(begin)
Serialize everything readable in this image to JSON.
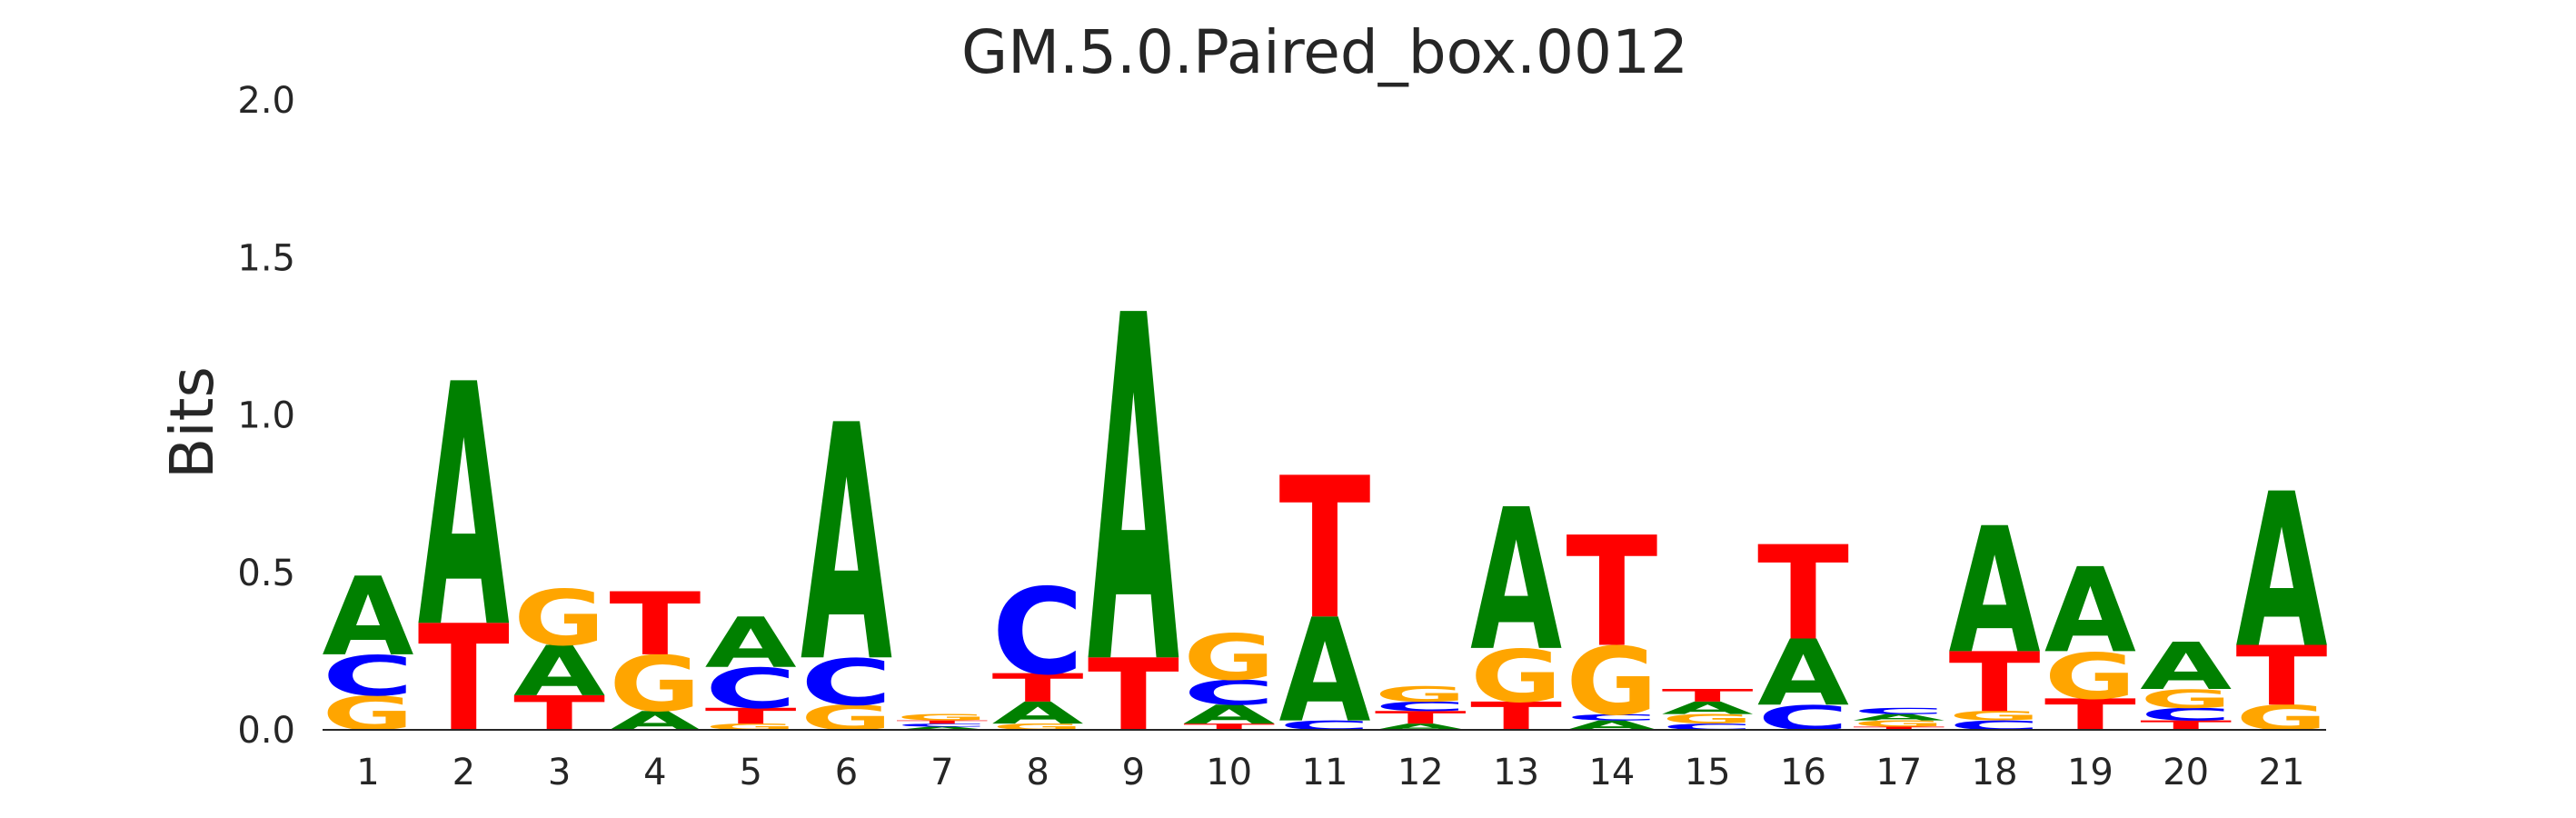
{
  "chart_data": {
    "type": "sequence-logo",
    "title": "GM.5.0.Paired_box.0012",
    "ylabel": "Bits",
    "xlabel": "",
    "ylim": [
      0,
      2.0
    ],
    "yticks": [
      "0.0",
      "0.5",
      "1.0",
      "1.5",
      "2.0"
    ],
    "colors": {
      "A": "#008000",
      "C": "#0000ff",
      "G": "#ffa500",
      "T": "#ff0000"
    },
    "positions": [
      {
        "label": "1",
        "stack": [
          [
            "G",
            0.11
          ],
          [
            "C",
            0.13
          ],
          [
            "A",
            0.25
          ]
        ]
      },
      {
        "label": "2",
        "stack": [
          [
            "T",
            0.34
          ],
          [
            "A",
            0.77
          ]
        ]
      },
      {
        "label": "3",
        "stack": [
          [
            "T",
            0.11
          ],
          [
            "A",
            0.16
          ],
          [
            "G",
            0.18
          ]
        ]
      },
      {
        "label": "4",
        "stack": [
          [
            "A",
            0.06
          ],
          [
            "G",
            0.18
          ],
          [
            "T",
            0.2
          ]
        ]
      },
      {
        "label": "5",
        "stack": [
          [
            "G",
            0.02
          ],
          [
            "T",
            0.05
          ],
          [
            "C",
            0.13
          ],
          [
            "A",
            0.16
          ]
        ]
      },
      {
        "label": "6",
        "stack": [
          [
            "G",
            0.08
          ],
          [
            "C",
            0.15
          ],
          [
            "A",
            0.75
          ]
        ]
      },
      {
        "label": "7",
        "stack": [
          [
            "A",
            0.01
          ],
          [
            "C",
            0.01
          ],
          [
            "T",
            0.01
          ],
          [
            "G",
            0.02
          ]
        ]
      },
      {
        "label": "8",
        "stack": [
          [
            "G",
            0.02
          ],
          [
            "A",
            0.07
          ],
          [
            "T",
            0.09
          ],
          [
            "C",
            0.28
          ]
        ]
      },
      {
        "label": "9",
        "stack": [
          [
            "T",
            0.23
          ],
          [
            "A",
            1.1
          ]
        ]
      },
      {
        "label": "10",
        "stack": [
          [
            "T",
            0.02
          ],
          [
            "A",
            0.06
          ],
          [
            "C",
            0.08
          ],
          [
            "G",
            0.15
          ]
        ]
      },
      {
        "label": "11",
        "stack": [
          [
            "C",
            0.03
          ],
          [
            "A",
            0.33
          ],
          [
            "T",
            0.45
          ]
        ]
      },
      {
        "label": "12",
        "stack": [
          [
            "A",
            0.02
          ],
          [
            "T",
            0.04
          ],
          [
            "C",
            0.03
          ],
          [
            "G",
            0.05
          ]
        ]
      },
      {
        "label": "13",
        "stack": [
          [
            "T",
            0.09
          ],
          [
            "G",
            0.17
          ],
          [
            "A",
            0.45
          ]
        ]
      },
      {
        "label": "14",
        "stack": [
          [
            "A",
            0.03
          ],
          [
            "C",
            0.02
          ],
          [
            "G",
            0.22
          ],
          [
            "T",
            0.35
          ]
        ]
      },
      {
        "label": "15",
        "stack": [
          [
            "C",
            0.02
          ],
          [
            "G",
            0.03
          ],
          [
            "A",
            0.04
          ],
          [
            "T",
            0.04
          ]
        ]
      },
      {
        "label": "16",
        "stack": [
          [
            "C",
            0.08
          ],
          [
            "A",
            0.21
          ],
          [
            "T",
            0.3
          ]
        ]
      },
      {
        "label": "17",
        "stack": [
          [
            "T",
            0.01
          ],
          [
            "G",
            0.02
          ],
          [
            "A",
            0.02
          ],
          [
            "C",
            0.02
          ]
        ]
      },
      {
        "label": "18",
        "stack": [
          [
            "C",
            0.03
          ],
          [
            "G",
            0.03
          ],
          [
            "T",
            0.19
          ],
          [
            "A",
            0.4
          ]
        ]
      },
      {
        "label": "19",
        "stack": [
          [
            "T",
            0.1
          ],
          [
            "G",
            0.15
          ],
          [
            "A",
            0.27
          ]
        ]
      },
      {
        "label": "20",
        "stack": [
          [
            "T",
            0.03
          ],
          [
            "C",
            0.04
          ],
          [
            "G",
            0.06
          ],
          [
            "A",
            0.15
          ]
        ]
      },
      {
        "label": "21",
        "stack": [
          [
            "G",
            0.08
          ],
          [
            "T",
            0.19
          ],
          [
            "A",
            0.49
          ]
        ]
      }
    ]
  }
}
(end)
Given exercise: Print every entry exactly as written, without the pictures.

Exercise solution:
Serialize everything readable in this image to JSON.
{
  "chart_data": {
    "type": "sequence-logo",
    "title": "GM.5.0.Paired_box.0012",
    "ylabel": "Bits",
    "xlabel": "",
    "ylim": [
      0,
      2.0
    ],
    "yticks": [
      "0.0",
      "0.5",
      "1.0",
      "1.5",
      "2.0"
    ],
    "colors": {
      "A": "#008000",
      "C": "#0000ff",
      "G": "#ffa500",
      "T": "#ff0000"
    },
    "positions": [
      {
        "label": "1",
        "stack": [
          [
            "G",
            0.11
          ],
          [
            "C",
            0.13
          ],
          [
            "A",
            0.25
          ]
        ]
      },
      {
        "label": "2",
        "stack": [
          [
            "T",
            0.34
          ],
          [
            "A",
            0.77
          ]
        ]
      },
      {
        "label": "3",
        "stack": [
          [
            "T",
            0.11
          ],
          [
            "A",
            0.16
          ],
          [
            "G",
            0.18
          ]
        ]
      },
      {
        "label": "4",
        "stack": [
          [
            "A",
            0.06
          ],
          [
            "G",
            0.18
          ],
          [
            "T",
            0.2
          ]
        ]
      },
      {
        "label": "5",
        "stack": [
          [
            "G",
            0.02
          ],
          [
            "T",
            0.05
          ],
          [
            "C",
            0.13
          ],
          [
            "A",
            0.16
          ]
        ]
      },
      {
        "label": "6",
        "stack": [
          [
            "G",
            0.08
          ],
          [
            "C",
            0.15
          ],
          [
            "A",
            0.75
          ]
        ]
      },
      {
        "label": "7",
        "stack": [
          [
            "A",
            0.01
          ],
          [
            "C",
            0.01
          ],
          [
            "T",
            0.01
          ],
          [
            "G",
            0.02
          ]
        ]
      },
      {
        "label": "8",
        "stack": [
          [
            "G",
            0.02
          ],
          [
            "A",
            0.07
          ],
          [
            "T",
            0.09
          ],
          [
            "C",
            0.28
          ]
        ]
      },
      {
        "label": "9",
        "stack": [
          [
            "T",
            0.23
          ],
          [
            "A",
            1.1
          ]
        ]
      },
      {
        "label": "10",
        "stack": [
          [
            "T",
            0.02
          ],
          [
            "A",
            0.06
          ],
          [
            "C",
            0.08
          ],
          [
            "G",
            0.15
          ]
        ]
      },
      {
        "label": "11",
        "stack": [
          [
            "C",
            0.03
          ],
          [
            "A",
            0.33
          ],
          [
            "T",
            0.45
          ]
        ]
      },
      {
        "label": "12",
        "stack": [
          [
            "A",
            0.02
          ],
          [
            "T",
            0.04
          ],
          [
            "C",
            0.03
          ],
          [
            "G",
            0.05
          ]
        ]
      },
      {
        "label": "13",
        "stack": [
          [
            "T",
            0.09
          ],
          [
            "G",
            0.17
          ],
          [
            "A",
            0.45
          ]
        ]
      },
      {
        "label": "14",
        "stack": [
          [
            "A",
            0.03
          ],
          [
            "C",
            0.02
          ],
          [
            "G",
            0.22
          ],
          [
            "T",
            0.35
          ]
        ]
      },
      {
        "label": "15",
        "stack": [
          [
            "C",
            0.02
          ],
          [
            "G",
            0.03
          ],
          [
            "A",
            0.04
          ],
          [
            "T",
            0.04
          ]
        ]
      },
      {
        "label": "16",
        "stack": [
          [
            "C",
            0.08
          ],
          [
            "A",
            0.21
          ],
          [
            "T",
            0.3
          ]
        ]
      },
      {
        "label": "17",
        "stack": [
          [
            "T",
            0.01
          ],
          [
            "G",
            0.02
          ],
          [
            "A",
            0.02
          ],
          [
            "C",
            0.02
          ]
        ]
      },
      {
        "label": "18",
        "stack": [
          [
            "C",
            0.03
          ],
          [
            "G",
            0.03
          ],
          [
            "T",
            0.19
          ],
          [
            "A",
            0.4
          ]
        ]
      },
      {
        "label": "19",
        "stack": [
          [
            "T",
            0.1
          ],
          [
            "G",
            0.15
          ],
          [
            "A",
            0.27
          ]
        ]
      },
      {
        "label": "20",
        "stack": [
          [
            "T",
            0.03
          ],
          [
            "C",
            0.04
          ],
          [
            "G",
            0.06
          ],
          [
            "A",
            0.15
          ]
        ]
      },
      {
        "label": "21",
        "stack": [
          [
            "G",
            0.08
          ],
          [
            "T",
            0.19
          ],
          [
            "A",
            0.49
          ]
        ]
      }
    ]
  }
}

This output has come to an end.